— START Material —
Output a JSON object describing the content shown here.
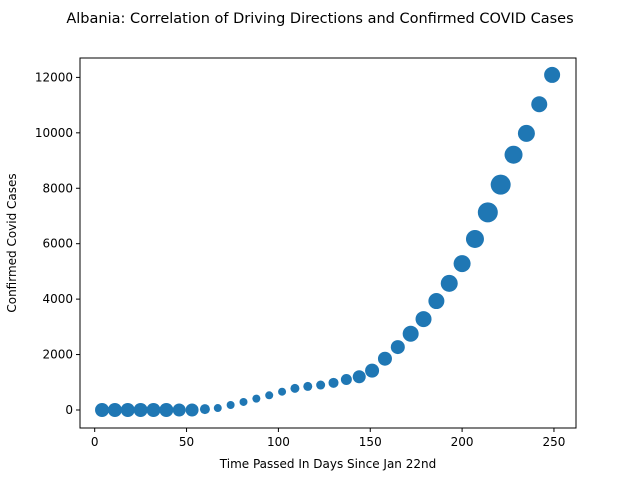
{
  "chart_data": {
    "type": "scatter",
    "title": "Albania: Correlation of Driving Directions and Confirmed COVID Cases",
    "xlabel": "Time Passed In Days Since Jan 22nd",
    "ylabel": "Confirmed Covid Cases",
    "xlim": [
      -8,
      262
    ],
    "ylim": [
      -650,
      12700
    ],
    "xticks": [
      0,
      50,
      100,
      150,
      200,
      250
    ],
    "yticks": [
      0,
      2000,
      4000,
      6000,
      8000,
      10000,
      12000
    ],
    "grid": false,
    "marker_color": "#1f77b4",
    "points": [
      {
        "x": 4,
        "y": 0,
        "size": 7
      },
      {
        "x": 11,
        "y": 0,
        "size": 7
      },
      {
        "x": 18,
        "y": 0,
        "size": 7
      },
      {
        "x": 25,
        "y": 0,
        "size": 7
      },
      {
        "x": 32,
        "y": 0,
        "size": 7
      },
      {
        "x": 39,
        "y": 0,
        "size": 7
      },
      {
        "x": 46,
        "y": 0,
        "size": 6.5
      },
      {
        "x": 53,
        "y": 0,
        "size": 6.5
      },
      {
        "x": 60,
        "y": 30,
        "size": 5
      },
      {
        "x": 67,
        "y": 70,
        "size": 4
      },
      {
        "x": 74,
        "y": 180,
        "size": 4
      },
      {
        "x": 81,
        "y": 290,
        "size": 4
      },
      {
        "x": 88,
        "y": 410,
        "size": 4
      },
      {
        "x": 95,
        "y": 530,
        "size": 4
      },
      {
        "x": 102,
        "y": 660,
        "size": 4
      },
      {
        "x": 109,
        "y": 780,
        "size": 4.5
      },
      {
        "x": 116,
        "y": 850,
        "size": 4.5
      },
      {
        "x": 123,
        "y": 900,
        "size": 4.5
      },
      {
        "x": 130,
        "y": 980,
        "size": 5
      },
      {
        "x": 137,
        "y": 1100,
        "size": 5.5
      },
      {
        "x": 144,
        "y": 1200,
        "size": 6.5
      },
      {
        "x": 151,
        "y": 1420,
        "size": 7
      },
      {
        "x": 158,
        "y": 1850,
        "size": 7
      },
      {
        "x": 165,
        "y": 2270,
        "size": 7
      },
      {
        "x": 172,
        "y": 2750,
        "size": 8
      },
      {
        "x": 179,
        "y": 3280,
        "size": 8
      },
      {
        "x": 186,
        "y": 3930,
        "size": 8
      },
      {
        "x": 193,
        "y": 4570,
        "size": 8.5
      },
      {
        "x": 200,
        "y": 5280,
        "size": 8.5
      },
      {
        "x": 207,
        "y": 6170,
        "size": 9
      },
      {
        "x": 214,
        "y": 7130,
        "size": 10
      },
      {
        "x": 221,
        "y": 8130,
        "size": 10
      },
      {
        "x": 228,
        "y": 9210,
        "size": 9
      },
      {
        "x": 235,
        "y": 9980,
        "size": 8.5
      },
      {
        "x": 242,
        "y": 11030,
        "size": 8
      },
      {
        "x": 249,
        "y": 12090,
        "size": 8
      }
    ]
  }
}
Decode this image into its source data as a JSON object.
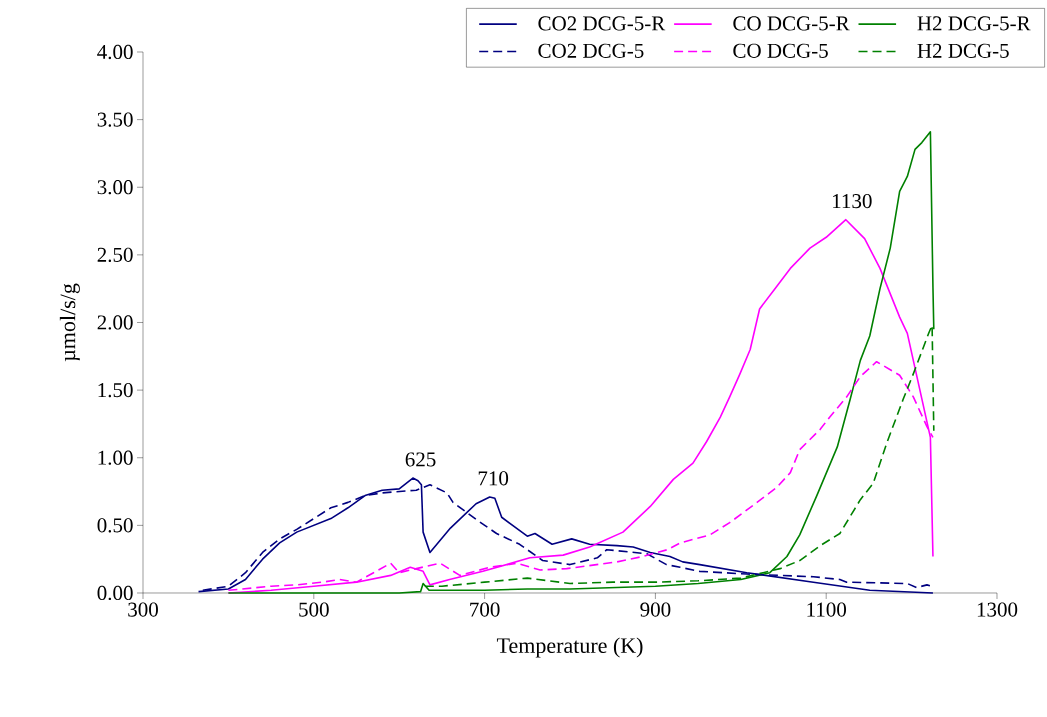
{
  "chart_data": {
    "type": "line",
    "xlabel": "Temperature (K)",
    "ylabel": "µmol/s/g",
    "xlim": [
      300,
      1300
    ],
    "xticks": [
      300,
      500,
      700,
      900,
      1100,
      1300
    ],
    "ylim": [
      0,
      4
    ],
    "yticks": [
      {
        "value": 0,
        "label": "0.00"
      },
      {
        "value": 0.5,
        "label": "0.50"
      },
      {
        "value": 1,
        "label": "1.00"
      },
      {
        "value": 1.5,
        "label": "1.50"
      },
      {
        "value": 2,
        "label": "2.00"
      },
      {
        "value": 2.5,
        "label": "2.50"
      },
      {
        "value": 3,
        "label": "3.00"
      },
      {
        "value": 3.5,
        "label": "3.50"
      },
      {
        "value": 4,
        "label": "4.00"
      }
    ],
    "grid": false,
    "legend": "top right",
    "marker": "none",
    "annotations": [
      {
        "text": "625",
        "x": 625,
        "y": 0.85
      },
      {
        "text": "710",
        "x": 710,
        "y": 0.71
      },
      {
        "text": "1130",
        "x": 1130,
        "y": 2.76
      }
    ],
    "series": [
      {
        "name": "CO2 DCG-5-R",
        "color": "#000080",
        "line_style": "solid",
        "x": [
          365,
          400,
          420,
          440,
          460,
          480,
          500,
          520,
          540,
          560,
          580,
          600,
          616,
          622,
          626,
          628,
          636,
          660,
          690,
          706,
          712,
          720,
          750,
          759,
          779,
          802,
          823,
          855,
          874,
          894,
          917,
          932,
          952,
          1007,
          1085,
          1151,
          1225
        ],
        "values": [
          0.01,
          0.03,
          0.1,
          0.25,
          0.37,
          0.45,
          0.5,
          0.55,
          0.63,
          0.72,
          0.76,
          0.77,
          0.85,
          0.83,
          0.8,
          0.45,
          0.3,
          0.48,
          0.66,
          0.71,
          0.7,
          0.56,
          0.42,
          0.44,
          0.36,
          0.4,
          0.36,
          0.35,
          0.34,
          0.3,
          0.27,
          0.23,
          0.21,
          0.15,
          0.08,
          0.02,
          0.0
        ]
      },
      {
        "name": "CO DCG-5-R",
        "color": "#ff00ff",
        "line_style": "solid",
        "x": [
          400,
          450,
          500,
          550,
          590,
          613,
          628,
          636,
          659,
          698,
          753,
          792,
          823,
          862,
          894,
          921,
          944,
          960,
          976,
          987,
          999,
          1011,
          1022,
          1040,
          1058,
          1081,
          1100,
          1123,
          1145,
          1163,
          1186,
          1195,
          1222,
          1225
        ],
        "values": [
          0.0,
          0.02,
          0.05,
          0.08,
          0.13,
          0.19,
          0.16,
          0.06,
          0.1,
          0.16,
          0.26,
          0.28,
          0.34,
          0.45,
          0.64,
          0.84,
          0.96,
          1.12,
          1.3,
          1.45,
          1.62,
          1.8,
          2.1,
          2.25,
          2.4,
          2.55,
          2.63,
          2.76,
          2.62,
          2.4,
          2.04,
          1.92,
          1.15,
          0.27
        ]
      },
      {
        "name": "H2 DCG-5-R",
        "color": "#008000",
        "line_style": "solid",
        "x": [
          400,
          500,
          600,
          625,
          628,
          635,
          700,
          750,
          800,
          900,
          950,
          1000,
          1034,
          1054,
          1069,
          1089,
          1113,
          1128,
          1140,
          1151,
          1163,
          1175,
          1186,
          1195,
          1204,
          1212,
          1222,
          1225,
          1226
        ],
        "values": [
          0.0,
          0.0,
          0.0,
          0.01,
          0.07,
          0.02,
          0.02,
          0.03,
          0.03,
          0.05,
          0.07,
          0.1,
          0.15,
          0.27,
          0.43,
          0.72,
          1.08,
          1.43,
          1.72,
          1.9,
          2.25,
          2.55,
          2.97,
          3.08,
          3.28,
          3.33,
          3.41,
          2.26,
          1.95
        ]
      },
      {
        "name": "CO2 DCG-5",
        "color": "#000080",
        "line_style": "dashed",
        "x": [
          370,
          400,
          420,
          440,
          460,
          480,
          500,
          520,
          540,
          560,
          580,
          600,
          620,
          636,
          656,
          663,
          691,
          714,
          741,
          768,
          800,
          832,
          843,
          890,
          913,
          929,
          952,
          1007,
          1085,
          1116,
          1124,
          1195,
          1206,
          1218,
          1224
        ],
        "values": [
          0.02,
          0.05,
          0.15,
          0.3,
          0.4,
          0.47,
          0.55,
          0.63,
          0.67,
          0.72,
          0.74,
          0.75,
          0.76,
          0.8,
          0.74,
          0.67,
          0.54,
          0.44,
          0.36,
          0.24,
          0.21,
          0.26,
          0.32,
          0.29,
          0.21,
          0.19,
          0.16,
          0.14,
          0.12,
          0.1,
          0.08,
          0.07,
          0.04,
          0.06,
          0.05
        ]
      },
      {
        "name": "CO DCG-5",
        "color": "#ff00ff",
        "line_style": "dashed",
        "x": [
          400,
          450,
          480,
          510,
          530,
          550,
          570,
          590,
          600,
          620,
          648,
          671,
          706,
          738,
          765,
          796,
          855,
          885,
          914,
          929,
          964,
          987,
          1019,
          1042,
          1058,
          1069,
          1093,
          1104,
          1124,
          1140,
          1159,
          1186,
          1202,
          1218,
          1225
        ],
        "values": [
          0.02,
          0.05,
          0.06,
          0.08,
          0.1,
          0.08,
          0.15,
          0.22,
          0.15,
          0.18,
          0.22,
          0.13,
          0.19,
          0.22,
          0.17,
          0.18,
          0.23,
          0.27,
          0.32,
          0.37,
          0.43,
          0.52,
          0.67,
          0.78,
          0.89,
          1.06,
          1.21,
          1.3,
          1.45,
          1.6,
          1.71,
          1.61,
          1.45,
          1.23,
          1.15
        ]
      },
      {
        "name": "H2 DCG-5",
        "color": "#008000",
        "line_style": "dashed",
        "x": [
          630,
          650,
          700,
          750,
          800,
          850,
          900,
          950,
          1000,
          1046,
          1069,
          1093,
          1116,
          1140,
          1155,
          1171,
          1190,
          1202,
          1220,
          1224,
          1226
        ],
        "values": [
          0.05,
          0.05,
          0.08,
          0.11,
          0.07,
          0.08,
          0.08,
          0.09,
          0.11,
          0.18,
          0.24,
          0.35,
          0.44,
          0.69,
          0.81,
          1.11,
          1.43,
          1.62,
          1.92,
          1.98,
          1.2
        ]
      }
    ]
  }
}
— END Material —
Aim
Wherever "Confirmed" shows up in a line, copy that line.

Task response
    "title": "Albania: Correlation of Driving Directions and Confirmed COVID Cases",
    "ylabel": "Confirmed Covid Cases",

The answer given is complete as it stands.